Aim
Please write out every line of the material below, reproducing each one character for character.

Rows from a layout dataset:
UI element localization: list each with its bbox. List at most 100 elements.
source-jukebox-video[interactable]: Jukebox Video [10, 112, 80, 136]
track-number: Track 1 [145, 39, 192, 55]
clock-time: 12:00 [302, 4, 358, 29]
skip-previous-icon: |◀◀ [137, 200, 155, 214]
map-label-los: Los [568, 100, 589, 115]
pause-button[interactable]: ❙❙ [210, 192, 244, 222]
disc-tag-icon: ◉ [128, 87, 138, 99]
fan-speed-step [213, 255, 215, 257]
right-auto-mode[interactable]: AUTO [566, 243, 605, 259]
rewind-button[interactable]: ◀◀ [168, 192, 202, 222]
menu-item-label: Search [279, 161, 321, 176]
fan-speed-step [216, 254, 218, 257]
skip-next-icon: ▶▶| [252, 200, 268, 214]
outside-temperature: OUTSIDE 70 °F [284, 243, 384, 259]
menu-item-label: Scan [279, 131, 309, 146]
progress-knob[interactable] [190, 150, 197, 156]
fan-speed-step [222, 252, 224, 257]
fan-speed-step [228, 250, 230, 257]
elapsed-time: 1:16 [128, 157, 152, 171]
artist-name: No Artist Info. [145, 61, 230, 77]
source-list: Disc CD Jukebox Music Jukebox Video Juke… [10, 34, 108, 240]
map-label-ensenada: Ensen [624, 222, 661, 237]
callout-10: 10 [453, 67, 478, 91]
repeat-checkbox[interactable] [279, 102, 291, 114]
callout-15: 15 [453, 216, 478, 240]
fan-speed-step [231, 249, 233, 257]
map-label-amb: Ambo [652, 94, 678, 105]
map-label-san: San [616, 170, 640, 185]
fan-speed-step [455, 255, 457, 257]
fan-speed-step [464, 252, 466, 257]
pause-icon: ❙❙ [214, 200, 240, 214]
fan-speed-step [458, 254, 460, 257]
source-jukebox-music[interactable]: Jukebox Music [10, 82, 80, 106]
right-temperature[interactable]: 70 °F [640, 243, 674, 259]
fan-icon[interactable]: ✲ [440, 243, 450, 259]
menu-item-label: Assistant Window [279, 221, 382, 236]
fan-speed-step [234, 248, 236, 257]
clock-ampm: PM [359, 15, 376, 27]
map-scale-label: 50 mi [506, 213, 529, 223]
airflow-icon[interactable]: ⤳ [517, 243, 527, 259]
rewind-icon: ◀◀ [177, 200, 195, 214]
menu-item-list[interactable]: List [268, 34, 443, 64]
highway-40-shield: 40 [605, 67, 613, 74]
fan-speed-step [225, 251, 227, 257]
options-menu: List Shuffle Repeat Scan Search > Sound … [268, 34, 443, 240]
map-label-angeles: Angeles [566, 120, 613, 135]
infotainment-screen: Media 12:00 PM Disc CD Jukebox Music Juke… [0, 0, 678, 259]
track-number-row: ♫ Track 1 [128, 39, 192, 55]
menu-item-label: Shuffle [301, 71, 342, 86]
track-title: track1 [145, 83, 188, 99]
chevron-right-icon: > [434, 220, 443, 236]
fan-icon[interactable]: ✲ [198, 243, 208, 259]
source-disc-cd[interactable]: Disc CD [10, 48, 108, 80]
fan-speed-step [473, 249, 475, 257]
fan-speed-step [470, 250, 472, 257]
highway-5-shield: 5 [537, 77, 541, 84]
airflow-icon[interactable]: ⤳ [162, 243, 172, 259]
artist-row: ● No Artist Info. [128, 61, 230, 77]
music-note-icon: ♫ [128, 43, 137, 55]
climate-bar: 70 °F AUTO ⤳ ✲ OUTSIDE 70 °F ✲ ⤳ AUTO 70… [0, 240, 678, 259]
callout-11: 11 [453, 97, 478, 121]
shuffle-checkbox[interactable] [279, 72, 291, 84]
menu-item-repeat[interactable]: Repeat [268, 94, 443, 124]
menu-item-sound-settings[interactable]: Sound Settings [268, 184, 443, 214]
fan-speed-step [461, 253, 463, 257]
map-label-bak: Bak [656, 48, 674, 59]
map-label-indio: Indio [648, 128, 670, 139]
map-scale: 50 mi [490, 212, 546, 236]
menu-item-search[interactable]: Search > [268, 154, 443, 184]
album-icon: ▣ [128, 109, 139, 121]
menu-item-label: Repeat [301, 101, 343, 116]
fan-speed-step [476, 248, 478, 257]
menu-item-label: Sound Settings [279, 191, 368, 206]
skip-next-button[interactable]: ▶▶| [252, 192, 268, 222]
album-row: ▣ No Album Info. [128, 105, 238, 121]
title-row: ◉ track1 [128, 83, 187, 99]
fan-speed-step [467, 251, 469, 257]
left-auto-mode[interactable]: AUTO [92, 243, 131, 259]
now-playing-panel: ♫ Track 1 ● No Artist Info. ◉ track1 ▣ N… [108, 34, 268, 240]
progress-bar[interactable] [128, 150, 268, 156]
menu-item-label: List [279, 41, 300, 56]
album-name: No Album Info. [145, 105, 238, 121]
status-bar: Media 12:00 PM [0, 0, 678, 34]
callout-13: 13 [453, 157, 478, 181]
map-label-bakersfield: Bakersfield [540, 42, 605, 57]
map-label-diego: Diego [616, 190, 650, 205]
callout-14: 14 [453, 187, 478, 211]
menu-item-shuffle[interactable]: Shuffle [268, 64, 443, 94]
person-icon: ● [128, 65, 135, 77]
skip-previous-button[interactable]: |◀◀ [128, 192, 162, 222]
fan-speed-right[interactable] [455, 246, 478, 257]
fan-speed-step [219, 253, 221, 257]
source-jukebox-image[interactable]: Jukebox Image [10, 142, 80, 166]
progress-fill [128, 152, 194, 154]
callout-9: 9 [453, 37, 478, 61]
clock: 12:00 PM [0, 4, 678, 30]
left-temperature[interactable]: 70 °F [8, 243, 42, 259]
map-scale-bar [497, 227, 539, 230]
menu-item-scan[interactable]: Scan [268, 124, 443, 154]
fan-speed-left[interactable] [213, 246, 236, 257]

Reply to the exercise
UI element localization: list each with its bbox. List at most 100 elements.
source-jukebox-video[interactable]: Jukebox Video [10, 112, 80, 136]
track-number: Track 1 [145, 39, 192, 55]
clock-time: 12:00 [302, 4, 358, 29]
skip-previous-icon: |◀◀ [137, 200, 155, 214]
map-label-los: Los [568, 100, 589, 115]
pause-button[interactable]: ❙❙ [210, 192, 244, 222]
disc-tag-icon: ◉ [128, 87, 138, 99]
fan-speed-step [213, 255, 215, 257]
right-auto-mode[interactable]: AUTO [566, 243, 605, 259]
rewind-button[interactable]: ◀◀ [168, 192, 202, 222]
menu-item-label: Search [279, 161, 321, 176]
fan-speed-step [216, 254, 218, 257]
skip-next-icon: ▶▶| [252, 200, 268, 214]
outside-temperature: OUTSIDE 70 °F [284, 243, 384, 259]
menu-item-label: Scan [279, 131, 309, 146]
progress-knob[interactable] [190, 150, 197, 156]
fan-speed-step [222, 252, 224, 257]
fan-speed-step [228, 250, 230, 257]
elapsed-time: 1:16 [128, 157, 152, 171]
artist-name: No Artist Info. [145, 61, 230, 77]
source-list: Disc CD Jukebox Music Jukebox Video Juke… [10, 34, 108, 240]
map-label-ensenada: Ensen [624, 222, 661, 237]
callout-10: 10 [453, 67, 478, 91]
repeat-checkbox[interactable] [279, 102, 291, 114]
callout-15: 15 [453, 216, 478, 240]
fan-speed-step [231, 249, 233, 257]
map-label-amb: Ambo [652, 94, 678, 105]
map-label-san: San [616, 170, 640, 185]
fan-speed-step [455, 255, 457, 257]
fan-speed-step [464, 252, 466, 257]
pause-icon: ❙❙ [214, 200, 240, 214]
fan-speed-step [458, 254, 460, 257]
source-jukebox-music[interactable]: Jukebox Music [10, 82, 80, 106]
right-temperature[interactable]: 70 °F [640, 243, 674, 259]
fan-icon[interactable]: ✲ [440, 243, 450, 259]
menu-item-label: Assistant Window [279, 221, 382, 236]
fan-speed-step [234, 248, 236, 257]
clock-ampm: PM [359, 15, 376, 27]
map-scale-label: 50 mi [506, 213, 529, 223]
airflow-icon[interactable]: ⤳ [517, 243, 527, 259]
rewind-icon: ◀◀ [177, 200, 195, 214]
menu-item-list[interactable]: List [268, 34, 443, 64]
highway-40-shield: 40 [605, 67, 613, 74]
fan-speed-step [225, 251, 227, 257]
options-menu: List Shuffle Repeat Scan Search > Sound … [268, 34, 443, 240]
map-label-angeles: Angeles [566, 120, 613, 135]
infotainment-screen: Media 12:00 PM Disc CD Jukebox Music Juke… [0, 0, 678, 259]
track-number-row: ♫ Track 1 [128, 39, 192, 55]
menu-item-label: Shuffle [301, 71, 342, 86]
track-title: track1 [145, 83, 188, 99]
chevron-right-icon: > [434, 220, 443, 236]
fan-icon[interactable]: ✲ [198, 243, 208, 259]
source-disc-cd[interactable]: Disc CD [10, 48, 108, 80]
fan-speed-step [473, 249, 475, 257]
fan-speed-step [470, 250, 472, 257]
highway-5-shield: 5 [537, 77, 541, 84]
airflow-icon[interactable]: ⤳ [162, 243, 172, 259]
artist-row: ● No Artist Info. [128, 61, 230, 77]
music-note-icon: ♫ [128, 43, 137, 55]
climate-bar: 70 °F AUTO ⤳ ✲ OUTSIDE 70 °F ✲ ⤳ AUTO 70… [0, 240, 678, 259]
callout-11: 11 [453, 97, 478, 121]
shuffle-checkbox[interactable] [279, 72, 291, 84]
menu-item-repeat[interactable]: Repeat [268, 94, 443, 124]
menu-item-sound-settings[interactable]: Sound Settings [268, 184, 443, 214]
fan-speed-step [461, 253, 463, 257]
map-label-bak: Bak [656, 48, 674, 59]
map-label-indio: Indio [648, 128, 670, 139]
map-scale: 50 mi [490, 212, 546, 236]
menu-item-search[interactable]: Search > [268, 154, 443, 184]
album-icon: ▣ [128, 109, 139, 121]
menu-item-label: Repeat [301, 101, 343, 116]
fan-speed-step [476, 248, 478, 257]
menu-item-label: Sound Settings [279, 191, 368, 206]
skip-next-button[interactable]: ▶▶| [252, 192, 268, 222]
album-row: ▣ No Album Info. [128, 105, 238, 121]
title-row: ◉ track1 [128, 83, 187, 99]
fan-speed-step [467, 251, 469, 257]
left-auto-mode[interactable]: AUTO [92, 243, 131, 259]
now-playing-panel: ♫ Track 1 ● No Artist Info. ◉ track1 ▣ N… [108, 34, 268, 240]
progress-bar[interactable] [128, 150, 268, 156]
menu-item-label: List [279, 41, 300, 56]
album-name: No Album Info. [145, 105, 238, 121]
status-bar: Media 12:00 PM [0, 0, 678, 34]
callout-13: 13 [453, 157, 478, 181]
map-label-bakersfield: Bakersfield [540, 42, 605, 57]
map-label-diego: Diego [616, 190, 650, 205]
callout-14: 14 [453, 187, 478, 211]
menu-item-shuffle[interactable]: Shuffle [268, 64, 443, 94]
person-icon: ● [128, 65, 135, 77]
skip-previous-button[interactable]: |◀◀ [128, 192, 162, 222]
fan-speed-right[interactable] [455, 246, 478, 257]
fan-speed-step [219, 253, 221, 257]
source-jukebox-image[interactable]: Jukebox Image [10, 142, 80, 166]
progress-fill [128, 152, 194, 154]
callout-9: 9 [453, 37, 478, 61]
clock: 12:00 PM [0, 4, 678, 30]
left-temperature[interactable]: 70 °F [8, 243, 42, 259]
map-scale-bar [497, 227, 539, 230]
menu-item-scan[interactable]: Scan [268, 124, 443, 154]
fan-speed-left[interactable] [213, 246, 236, 257]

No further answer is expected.